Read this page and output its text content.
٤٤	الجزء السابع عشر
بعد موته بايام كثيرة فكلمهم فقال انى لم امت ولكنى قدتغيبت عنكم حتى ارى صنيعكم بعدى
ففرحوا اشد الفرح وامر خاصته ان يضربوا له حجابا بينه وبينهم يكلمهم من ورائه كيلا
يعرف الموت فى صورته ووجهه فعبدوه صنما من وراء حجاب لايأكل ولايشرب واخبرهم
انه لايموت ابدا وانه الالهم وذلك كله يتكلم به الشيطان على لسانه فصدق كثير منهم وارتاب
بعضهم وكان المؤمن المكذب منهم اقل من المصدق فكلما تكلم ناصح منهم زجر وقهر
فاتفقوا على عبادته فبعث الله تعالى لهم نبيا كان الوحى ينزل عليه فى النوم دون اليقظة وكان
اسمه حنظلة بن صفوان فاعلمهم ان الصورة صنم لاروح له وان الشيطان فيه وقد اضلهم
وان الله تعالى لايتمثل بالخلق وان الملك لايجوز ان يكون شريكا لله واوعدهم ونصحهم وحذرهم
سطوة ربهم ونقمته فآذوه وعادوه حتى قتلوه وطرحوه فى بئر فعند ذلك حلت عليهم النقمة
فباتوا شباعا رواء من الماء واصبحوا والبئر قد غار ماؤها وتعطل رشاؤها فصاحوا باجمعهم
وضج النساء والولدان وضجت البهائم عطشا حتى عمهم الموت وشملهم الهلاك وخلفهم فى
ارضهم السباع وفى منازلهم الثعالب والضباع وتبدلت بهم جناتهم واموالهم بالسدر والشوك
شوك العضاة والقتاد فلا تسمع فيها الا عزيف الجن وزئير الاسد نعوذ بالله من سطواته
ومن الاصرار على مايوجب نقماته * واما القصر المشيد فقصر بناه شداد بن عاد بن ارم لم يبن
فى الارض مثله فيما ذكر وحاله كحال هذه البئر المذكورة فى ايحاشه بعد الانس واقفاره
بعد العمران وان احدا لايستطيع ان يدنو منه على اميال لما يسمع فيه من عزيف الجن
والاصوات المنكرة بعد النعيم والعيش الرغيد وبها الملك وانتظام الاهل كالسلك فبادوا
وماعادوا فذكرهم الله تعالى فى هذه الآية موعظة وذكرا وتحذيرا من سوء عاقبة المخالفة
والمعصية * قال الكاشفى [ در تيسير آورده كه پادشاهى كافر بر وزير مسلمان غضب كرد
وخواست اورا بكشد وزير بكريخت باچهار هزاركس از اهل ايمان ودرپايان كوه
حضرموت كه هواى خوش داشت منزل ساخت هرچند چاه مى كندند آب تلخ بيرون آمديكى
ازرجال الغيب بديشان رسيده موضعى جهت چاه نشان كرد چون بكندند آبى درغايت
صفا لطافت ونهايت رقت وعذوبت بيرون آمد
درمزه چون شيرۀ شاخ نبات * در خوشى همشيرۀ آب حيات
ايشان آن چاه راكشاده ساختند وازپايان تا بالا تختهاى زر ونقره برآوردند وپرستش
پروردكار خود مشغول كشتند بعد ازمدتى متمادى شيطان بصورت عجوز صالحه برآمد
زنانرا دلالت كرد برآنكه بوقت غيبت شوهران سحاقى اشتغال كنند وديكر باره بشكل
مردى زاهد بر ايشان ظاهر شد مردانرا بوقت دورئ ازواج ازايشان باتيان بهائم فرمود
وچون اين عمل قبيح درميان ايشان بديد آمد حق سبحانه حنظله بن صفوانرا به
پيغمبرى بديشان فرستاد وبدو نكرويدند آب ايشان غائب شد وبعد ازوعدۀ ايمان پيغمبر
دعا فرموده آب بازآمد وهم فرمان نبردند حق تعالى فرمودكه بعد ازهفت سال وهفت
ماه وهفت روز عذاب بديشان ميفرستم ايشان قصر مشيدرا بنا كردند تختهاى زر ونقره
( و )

* Instructions for the task: Quote each line of the data above exactly as written.

* Answer in full:
Read this page and output its text content.
٤٤	الجزء السابع عشر
بعد موته بايام كثيرة فكلمهم فقال انى لم امت ولكنى قدتغيبت عنكم حتى ارى صنيعكم بعدى
ففرحوا اشد الفرح وامر خاصته ان يضربوا له حجابا بينه وبينهم يكلمهم من ورائه كيلا
يعرف الموت فى صورته ووجهه فعبدوه صنما من وراء حجاب لايأكل ولايشرب واخبرهم
انه لايموت ابدا وانه الالهم وذلك كله يتكلم به الشيطان على لسانه فصدق كثير منهم وارتاب
بعضهم وكان المؤمن المكذب منهم اقل من المصدق فكلما تكلم ناصح منهم زجر وقهر
فاتفقوا على عبادته فبعث الله تعالى لهم نبيا كان الوحى ينزل عليه فى النوم دون اليقظة وكان
اسمه حنظلة بن صفوان فاعلمهم ان الصورة صنم لاروح له وان الشيطان فيه وقد اضلهم
وان الله تعالى لايتمثل بالخلق وان الملك لايجوز ان يكون شريكا لله واوعدهم ونصحهم وحذرهم
سطوة ربهم ونقمته فآذوه وعادوه حتى قتلوه وطرحوه فى بئر فعند ذلك حلت عليهم النقمة
فباتوا شباعا رواء من الماء واصبحوا والبئر قد غار ماؤها وتعطل رشاؤها فصاحوا باجمعهم
وضج النساء والولدان وضجت البهائم عطشا حتى عمهم الموت وشملهم الهلاك وخلفهم فى
ارضهم السباع وفى منازلهم الثعالب والضباع وتبدلت بهم جناتهم واموالهم بالسدر والشوك
شوك العضاة والقتاد فلا تسمع فيها الا عزيف الجن وزئير الاسد نعوذ بالله من سطواته
ومن الاصرار على مايوجب نقماته * واما القصر المشيد فقصر بناه شداد بن عاد بن ارم لم يبن
فى الارض مثله فيما ذكر وحاله كحال هذه البئر المذكورة فى ايحاشه بعد الانس واقفاره
بعد العمران وان احدا لايستطيع ان يدنو منه على اميال لما يسمع فيه من عزيف الجن
والاصوات المنكرة بعد النعيم والعيش الرغيد وبها الملك وانتظام الاهل كالسلك فبادوا
وماعادوا فذكرهم الله تعالى فى هذه الآية موعظة وذكرا وتحذيرا من سوء عاقبة المخالفة
والمعصية * قال الكاشفى [ در تيسير آورده كه پادشاهى كافر بر وزير مسلمان غضب كرد
وخواست اورا بكشد وزير بكريخت باچهار هزاركس از اهل ايمان ودرپايان كوه
حضرموت كه هواى خوش داشت منزل ساخت هرچند چاه مى كندند آب تلخ بيرون آمديكى
ازرجال الغيب بديشان رسيده موضعى جهت چاه نشان كرد چون بكندند آبى درغايت
صفا لطافت ونهايت رقت وعذوبت بيرون آمد
درمزه چون شيرۀ شاخ نبات * در خوشى همشيرۀ آب حيات
ايشان آن چاه راكشاده ساختند وازپايان تا بالا تختهاى زر ونقره برآوردند وپرستش
پروردكار خود مشغول كشتند بعد ازمدتى متمادى شيطان بصورت عجوز صالحه برآمد
زنانرا دلالت كرد برآنكه بوقت غيبت شوهران سحاقى اشتغال كنند وديكر باره بشكل
مردى زاهد بر ايشان ظاهر شد مردانرا بوقت دورئ ازواج ازايشان باتيان بهائم فرمود
وچون اين عمل قبيح درميان ايشان بديد آمد حق سبحانه حنظله بن صفوانرا به
پيغمبرى بديشان فرستاد وبدو نكرويدند آب ايشان غائب شد وبعد ازوعدۀ ايمان پيغمبر
دعا فرموده آب بازآمد وهم فرمان نبردند حق تعالى فرمودكه بعد ازهفت سال وهفت
ماه وهفت روز عذاب بديشان ميفرستم ايشان قصر مشيدرا بنا كردند تختهاى زر ونقره
( و )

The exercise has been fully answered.